╔══
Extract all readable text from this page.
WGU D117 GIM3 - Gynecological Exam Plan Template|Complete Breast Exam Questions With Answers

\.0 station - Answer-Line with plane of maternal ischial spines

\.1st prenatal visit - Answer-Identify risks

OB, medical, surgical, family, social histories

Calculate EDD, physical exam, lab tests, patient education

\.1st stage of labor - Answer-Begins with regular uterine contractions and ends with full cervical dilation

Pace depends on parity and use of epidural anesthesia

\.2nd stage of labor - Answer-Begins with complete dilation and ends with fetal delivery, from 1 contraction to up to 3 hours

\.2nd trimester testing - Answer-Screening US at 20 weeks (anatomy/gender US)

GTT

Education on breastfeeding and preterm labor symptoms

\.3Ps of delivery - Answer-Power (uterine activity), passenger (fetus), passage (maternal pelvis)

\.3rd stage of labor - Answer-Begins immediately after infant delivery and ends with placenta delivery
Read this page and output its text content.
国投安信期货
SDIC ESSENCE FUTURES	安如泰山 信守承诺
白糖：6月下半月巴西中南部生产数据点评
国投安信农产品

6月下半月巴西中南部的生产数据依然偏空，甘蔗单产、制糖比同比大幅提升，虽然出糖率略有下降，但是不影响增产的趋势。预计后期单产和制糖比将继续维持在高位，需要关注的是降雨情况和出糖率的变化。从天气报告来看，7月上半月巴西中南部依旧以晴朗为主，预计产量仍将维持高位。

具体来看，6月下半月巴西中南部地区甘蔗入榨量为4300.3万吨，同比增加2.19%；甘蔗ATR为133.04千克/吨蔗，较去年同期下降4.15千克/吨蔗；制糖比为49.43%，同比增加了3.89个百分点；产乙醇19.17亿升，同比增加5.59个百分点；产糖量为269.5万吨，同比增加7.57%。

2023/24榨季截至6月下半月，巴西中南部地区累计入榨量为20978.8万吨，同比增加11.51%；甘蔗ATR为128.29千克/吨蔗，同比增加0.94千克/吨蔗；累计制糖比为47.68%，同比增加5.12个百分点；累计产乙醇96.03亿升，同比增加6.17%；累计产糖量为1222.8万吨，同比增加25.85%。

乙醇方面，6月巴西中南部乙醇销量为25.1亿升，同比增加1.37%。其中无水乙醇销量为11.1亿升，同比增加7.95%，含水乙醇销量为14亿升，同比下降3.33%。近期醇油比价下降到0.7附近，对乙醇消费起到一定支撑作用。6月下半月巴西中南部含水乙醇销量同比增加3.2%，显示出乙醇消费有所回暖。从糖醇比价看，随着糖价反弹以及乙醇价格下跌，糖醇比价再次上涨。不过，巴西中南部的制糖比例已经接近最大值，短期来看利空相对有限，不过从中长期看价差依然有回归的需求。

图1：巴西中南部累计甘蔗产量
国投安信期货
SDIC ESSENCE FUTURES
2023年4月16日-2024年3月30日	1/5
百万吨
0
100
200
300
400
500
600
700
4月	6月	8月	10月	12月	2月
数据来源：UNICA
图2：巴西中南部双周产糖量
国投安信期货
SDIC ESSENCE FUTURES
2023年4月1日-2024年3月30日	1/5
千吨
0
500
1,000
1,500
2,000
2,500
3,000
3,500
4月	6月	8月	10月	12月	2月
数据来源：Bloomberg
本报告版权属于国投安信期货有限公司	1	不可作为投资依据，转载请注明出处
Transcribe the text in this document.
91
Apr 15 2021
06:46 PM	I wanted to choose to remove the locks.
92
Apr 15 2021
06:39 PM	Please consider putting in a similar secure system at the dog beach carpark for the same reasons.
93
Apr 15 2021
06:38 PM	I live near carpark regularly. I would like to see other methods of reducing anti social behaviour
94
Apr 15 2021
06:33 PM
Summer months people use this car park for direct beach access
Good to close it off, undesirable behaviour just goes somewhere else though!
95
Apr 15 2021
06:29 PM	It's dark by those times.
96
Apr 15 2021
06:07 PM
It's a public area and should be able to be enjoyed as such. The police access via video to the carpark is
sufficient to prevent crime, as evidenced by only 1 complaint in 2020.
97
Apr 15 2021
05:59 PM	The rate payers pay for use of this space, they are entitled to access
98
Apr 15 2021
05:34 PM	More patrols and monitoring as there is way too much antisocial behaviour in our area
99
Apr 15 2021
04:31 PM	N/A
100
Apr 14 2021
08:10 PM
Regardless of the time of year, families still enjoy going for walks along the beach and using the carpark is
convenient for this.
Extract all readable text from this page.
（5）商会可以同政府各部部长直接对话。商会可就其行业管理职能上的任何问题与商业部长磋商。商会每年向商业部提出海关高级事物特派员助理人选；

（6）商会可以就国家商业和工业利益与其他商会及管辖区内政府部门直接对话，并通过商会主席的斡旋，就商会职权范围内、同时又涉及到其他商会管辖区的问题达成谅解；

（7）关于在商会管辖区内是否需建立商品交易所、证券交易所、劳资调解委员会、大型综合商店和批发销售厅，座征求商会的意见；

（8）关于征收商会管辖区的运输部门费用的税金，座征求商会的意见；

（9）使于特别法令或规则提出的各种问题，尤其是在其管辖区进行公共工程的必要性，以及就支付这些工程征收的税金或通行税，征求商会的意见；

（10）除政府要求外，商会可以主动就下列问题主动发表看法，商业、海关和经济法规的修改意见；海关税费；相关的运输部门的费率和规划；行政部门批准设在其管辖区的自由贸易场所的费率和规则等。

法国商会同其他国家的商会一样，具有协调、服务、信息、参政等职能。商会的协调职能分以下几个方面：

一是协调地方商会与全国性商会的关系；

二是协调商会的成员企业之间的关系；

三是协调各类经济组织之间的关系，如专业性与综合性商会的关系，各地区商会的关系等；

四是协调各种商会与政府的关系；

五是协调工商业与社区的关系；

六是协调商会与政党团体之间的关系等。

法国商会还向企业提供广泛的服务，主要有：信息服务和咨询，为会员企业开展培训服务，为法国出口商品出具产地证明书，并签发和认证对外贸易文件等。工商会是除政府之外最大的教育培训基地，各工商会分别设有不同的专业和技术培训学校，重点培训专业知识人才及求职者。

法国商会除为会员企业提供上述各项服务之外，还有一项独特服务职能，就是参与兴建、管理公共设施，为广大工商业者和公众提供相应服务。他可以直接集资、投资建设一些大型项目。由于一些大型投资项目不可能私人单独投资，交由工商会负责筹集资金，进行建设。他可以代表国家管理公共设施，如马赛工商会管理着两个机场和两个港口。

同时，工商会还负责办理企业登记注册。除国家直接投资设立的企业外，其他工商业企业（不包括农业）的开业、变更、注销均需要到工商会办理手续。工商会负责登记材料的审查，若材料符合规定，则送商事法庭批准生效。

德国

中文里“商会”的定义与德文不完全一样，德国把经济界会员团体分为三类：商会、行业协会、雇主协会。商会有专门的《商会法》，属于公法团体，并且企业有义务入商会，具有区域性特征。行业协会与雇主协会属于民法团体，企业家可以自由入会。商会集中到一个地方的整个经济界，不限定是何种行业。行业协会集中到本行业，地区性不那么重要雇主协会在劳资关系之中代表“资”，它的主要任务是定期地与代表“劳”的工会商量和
╚══
(WHAT TO WORK ON) Write out all the lines again, exactly as they are.

(EXERCISE OUTPUT)
Extract all readable text from this page.
WGU D117 GIM3 - Gynecological Exam Plan Template|Complete Breast Exam Questions With Answers

\.0 station - Answer-Line with plane of maternal ischial spines

\.1st prenatal visit - Answer-Identify risks

OB, medical, surgical, family, social histories

Calculate EDD, physical exam, lab tests, patient education

\.1st stage of labor - Answer-Begins with regular uterine contractions and ends with full cervical dilation

Pace depends on parity and use of epidural anesthesia

\.2nd stage of labor - Answer-Begins with complete dilation and ends with fetal delivery, from 1 contraction to up to 3 hours

\.2nd trimester testing - Answer-Screening US at 20 weeks (anatomy/gender US)

GTT

Education on breastfeeding and preterm labor symptoms

\.3Ps of delivery - Answer-Power (uterine activity), passenger (fetus), passage (maternal pelvis)

\.3rd stage of labor - Answer-Begins immediately after infant delivery and ends with placenta delivery
Read this page and output its text content.
国投安信期货
SDIC ESSENCE FUTURES	安如泰山 信守承诺
白糖：6月下半月巴西中南部生产数据点评
国投安信农产品

6月下半月巴西中南部的生产数据依然偏空，甘蔗单产、制糖比同比大幅提升，虽然出糖率略有下降，但是不影响增产的趋势。预计后期单产和制糖比将继续维持在高位，需要关注的是降雨情况和出糖率的变化。从天气报告来看，7月上半月巴西中南部依旧以晴朗为主，预计产量仍将维持高位。

具体来看，6月下半月巴西中南部地区甘蔗入榨量为4300.3万吨，同比增加2.19%；甘蔗ATR为133.04千克/吨蔗，较去年同期下降4.15千克/吨蔗；制糖比为49.43%，同比增加了3.89个百分点；产乙醇19.17亿升，同比增加5.59个百分点；产糖量为269.5万吨，同比增加7.57%。

2023/24榨季截至6月下半月，巴西中南部地区累计入榨量为20978.8万吨，同比增加11.51%；甘蔗ATR为128.29千克/吨蔗，同比增加0.94千克/吨蔗；累计制糖比为47.68%，同比增加5.12个百分点；累计产乙醇96.03亿升，同比增加6.17%；累计产糖量为1222.8万吨，同比增加25.85%。

乙醇方面，6月巴西中南部乙醇销量为25.1亿升，同比增加1.37%。其中无水乙醇销量为11.1亿升，同比增加7.95%，含水乙醇销量为14亿升，同比下降3.33%。近期醇油比价下降到0.7附近，对乙醇消费起到一定支撑作用。6月下半月巴西中南部含水乙醇销量同比增加3.2%，显示出乙醇消费有所回暖。从糖醇比价看，随着糖价反弹以及乙醇价格下跌，糖醇比价再次上涨。不过，巴西中南部的制糖比例已经接近最大值，短期来看利空相对有限，不过从中长期看价差依然有回归的需求。

图1：巴西中南部累计甘蔗产量
国投安信期货
SDIC ESSENCE FUTURES
2023年4月16日-2024年3月30日	1/5
百万吨
0
100
200
300
400
500
600
700
4月	6月	8月	10月	12月	2月
数据来源：UNICA
图2：巴西中南部双周产糖量
国投安信期货
SDIC ESSENCE FUTURES
2023年4月1日-2024年3月30日	1/5
千吨
0
500
1,000
1,500
2,000
2,500
3,000
3,500
4月	6月	8月	10月	12月	2月
数据来源：Bloomberg
本报告版权属于国投安信期货有限公司	1	不可作为投资依据，转载请注明出处
Transcribe the text in this document.
91
Apr 15 2021
06:46 PM	I wanted to choose to remove the locks.
92
Apr 15 2021
06:39 PM	Please consider putting in a similar secure system at the dog beach carpark for the same reasons.
93
Apr 15 2021
06:38 PM	I live near carpark regularly. I would like to see other methods of reducing anti social behaviour
94
Apr 15 2021
06:33 PM
Summer months people use this car park for direct beach access
Good to close it off, undesirable behaviour just goes somewhere else though!
95
Apr 15 2021
06:29 PM	It's dark by those times.
96
Apr 15 2021
06:07 PM
It's a public area and should be able to be enjoyed as such. The police access via video to the carpark is
sufficient to prevent crime, as evidenced by only 1 complaint in 2020.
97
Apr 15 2021
05:59 PM	The rate payers pay for use of this space, they are entitled to access
98
Apr 15 2021
05:34 PM	More patrols and monitoring as there is way too much antisocial behaviour in our area
99
Apr 15 2021
04:31 PM	N/A
100
Apr 14 2021
08:10 PM
Regardless of the time of year, families still enjoy going for walks along the beach and using the carpark is
convenient for this.
Extract all readable text from this page.
（5）商会可以同政府各部部长直接对话。商会可就其行业管理职能上的任何问题与商业部长磋商。商会每年向商业部提出海关高级事物特派员助理人选；

（6）商会可以就国家商业和工业利益与其他商会及管辖区内政府部门直接对话，并通过商会主席的斡旋，就商会职权范围内、同时又涉及到其他商会管辖区的问题达成谅解；

（7）关于在商会管辖区内是否需建立商品交易所、证券交易所、劳资调解委员会、大型综合商店和批发销售厅，座征求商会的意见；

（8）关于征收商会管辖区的运输部门费用的税金，座征求商会的意见；

（9）使于特别法令或规则提出的各种问题，尤其是在其管辖区进行公共工程的必要性，以及就支付这些工程征收的税金或通行税，征求商会的意见；

（10）除政府要求外，商会可以主动就下列问题主动发表看法，商业、海关和经济法规的修改意见；海关税费；相关的运输部门的费率和规划；行政部门批准设在其管辖区的自由贸易场所的费率和规则等。

法国商会同其他国家的商会一样，具有协调、服务、信息、参政等职能。商会的协调职能分以下几个方面：

一是协调地方商会与全国性商会的关系；

二是协调商会的成员企业之间的关系；

三是协调各类经济组织之间的关系，如专业性与综合性商会的关系，各地区商会的关系等；

四是协调各种商会与政府的关系；

五是协调工商业与社区的关系；

六是协调商会与政党团体之间的关系等。

法国商会还向企业提供广泛的服务，主要有：信息服务和咨询，为会员企业开展培训服务，为法国出口商品出具产地证明书，并签发和认证对外贸易文件等。工商会是除政府之外最大的教育培训基地，各工商会分别设有不同的专业和技术培训学校，重点培训专业知识人才及求职者。

法国商会除为会员企业提供上述各项服务之外，还有一项独特服务职能，就是参与兴建、管理公共设施，为广大工商业者和公众提供相应服务。他可以直接集资、投资建设一些大型项目。由于一些大型投资项目不可能私人单独投资，交由工商会负责筹集资金，进行建设。他可以代表国家管理公共设施，如马赛工商会管理着两个机场和两个港口。

同时，工商会还负责办理企业登记注册。除国家直接投资设立的企业外，其他工商业企业（不包括农业）的开业、变更、注销均需要到工商会办理手续。工商会负责登记材料的审查，若材料符合规定，则送商事法庭批准生效。

德国

中文里“商会”的定义与德文不完全一样，德国把经济界会员团体分为三类：商会、行业协会、雇主协会。商会有专门的《商会法》，属于公法团体，并且企业有义务入商会，具有区域性特征。行业协会与雇主协会属于民法团体，企业家可以自由入会。商会集中到一个地方的整个经济界，不限定是何种行业。行业协会集中到本行业，地区性不那么重要雇主协会在劳资关系之中代表“资”，它的主要任务是定期地与代表“劳”的工会商量和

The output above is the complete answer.